== What to work on ==
Copy all the entries below exactly, but not the pictures.

[Extracted data entries]
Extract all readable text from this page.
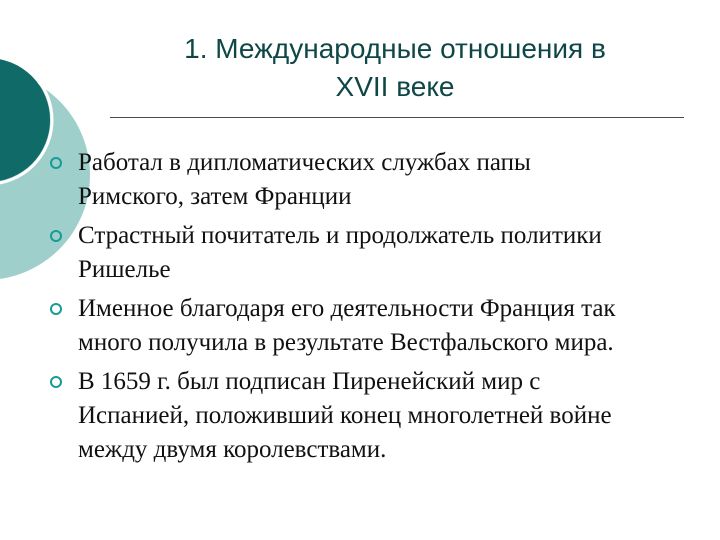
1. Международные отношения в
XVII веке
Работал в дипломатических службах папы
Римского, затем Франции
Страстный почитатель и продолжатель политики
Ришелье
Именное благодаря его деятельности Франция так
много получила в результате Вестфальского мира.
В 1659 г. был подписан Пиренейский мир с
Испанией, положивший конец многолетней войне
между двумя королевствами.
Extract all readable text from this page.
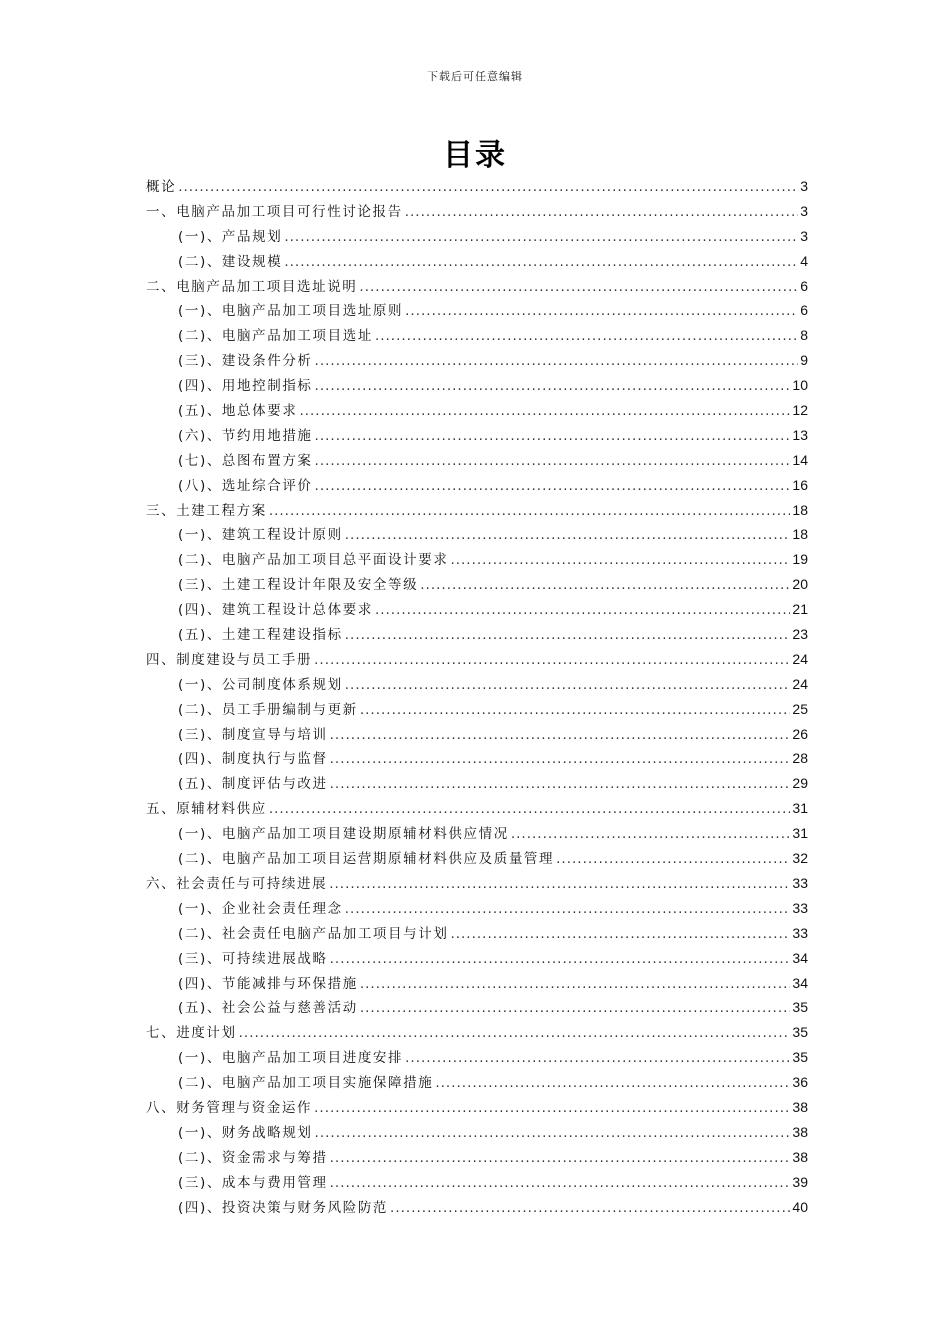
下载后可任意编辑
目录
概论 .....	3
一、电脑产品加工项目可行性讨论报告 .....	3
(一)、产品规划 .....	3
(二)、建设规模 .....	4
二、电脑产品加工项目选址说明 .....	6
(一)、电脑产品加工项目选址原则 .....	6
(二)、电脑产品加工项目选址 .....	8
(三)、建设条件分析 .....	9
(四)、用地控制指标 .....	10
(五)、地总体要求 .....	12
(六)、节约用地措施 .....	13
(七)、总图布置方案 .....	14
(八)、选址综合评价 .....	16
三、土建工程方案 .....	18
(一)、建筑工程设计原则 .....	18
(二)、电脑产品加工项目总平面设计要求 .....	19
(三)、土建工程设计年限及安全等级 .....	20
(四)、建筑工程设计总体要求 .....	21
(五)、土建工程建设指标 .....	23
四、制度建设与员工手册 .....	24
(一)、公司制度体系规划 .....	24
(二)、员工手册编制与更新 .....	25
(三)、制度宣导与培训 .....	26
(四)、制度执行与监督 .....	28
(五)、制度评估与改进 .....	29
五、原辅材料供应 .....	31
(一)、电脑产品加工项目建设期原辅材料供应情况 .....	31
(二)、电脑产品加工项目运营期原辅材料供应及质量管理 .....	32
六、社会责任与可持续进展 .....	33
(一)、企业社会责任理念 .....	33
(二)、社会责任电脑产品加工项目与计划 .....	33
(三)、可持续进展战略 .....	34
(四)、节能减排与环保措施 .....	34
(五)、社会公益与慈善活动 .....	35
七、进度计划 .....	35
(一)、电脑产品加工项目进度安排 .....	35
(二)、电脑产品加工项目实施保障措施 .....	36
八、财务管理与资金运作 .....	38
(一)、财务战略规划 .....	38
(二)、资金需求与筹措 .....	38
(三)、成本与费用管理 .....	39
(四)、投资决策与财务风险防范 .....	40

== Output below ==
Extract all readable text from this page.
1. Международные отношения в
XVII веке
Работал в дипломатических службах папы
Римского, затем Франции
Страстный почитатель и продолжатель политики
Ришелье
Именное благодаря его деятельности Франция так
много получила в результате Вестфальского мира.
В 1659 г. был подписан Пиренейский мир с
Испанией, положивший конец многолетней войне
между двумя королевствами.
Extract all readable text from this page.
下载后可任意编辑
目录
概论 .....	3
一、电脑产品加工项目可行性讨论报告 .....	3
(一)、产品规划 .....	3
(二)、建设规模 .....	4
二、电脑产品加工项目选址说明 .....	6
(一)、电脑产品加工项目选址原则 .....	6
(二)、电脑产品加工项目选址 .....	8
(三)、建设条件分析 .....	9
(四)、用地控制指标 .....	10
(五)、地总体要求 .....	12
(六)、节约用地措施 .....	13
(七)、总图布置方案 .....	14
(八)、选址综合评价 .....	16
三、土建工程方案 .....	18
(一)、建筑工程设计原则 .....	18
(二)、电脑产品加工项目总平面设计要求 .....	19
(三)、土建工程设计年限及安全等级 .....	20
(四)、建筑工程设计总体要求 .....	21
(五)、土建工程建设指标 .....	23
四、制度建设与员工手册 .....	24
(一)、公司制度体系规划 .....	24
(二)、员工手册编制与更新 .....	25
(三)、制度宣导与培训 .....	26
(四)、制度执行与监督 .....	28
(五)、制度评估与改进 .....	29
五、原辅材料供应 .....	31
(一)、电脑产品加工项目建设期原辅材料供应情况 .....	31
(二)、电脑产品加工项目运营期原辅材料供应及质量管理 .....	32
六、社会责任与可持续进展 .....	33
(一)、企业社会责任理念 .....	33
(二)、社会责任电脑产品加工项目与计划 .....	33
(三)、可持续进展战略 .....	34
(四)、节能减排与环保措施 .....	34
(五)、社会公益与慈善活动 .....	35
七、进度计划 .....	35
(一)、电脑产品加工项目进度安排 .....	35
(二)、电脑产品加工项目实施保障措施 .....	36
八、财务管理与资金运作 .....	38
(一)、财务战略规划 .....	38
(二)、资金需求与筹措 .....	38
(三)、成本与费用管理 .....	39
(四)、投资决策与财务风险防范 .....	40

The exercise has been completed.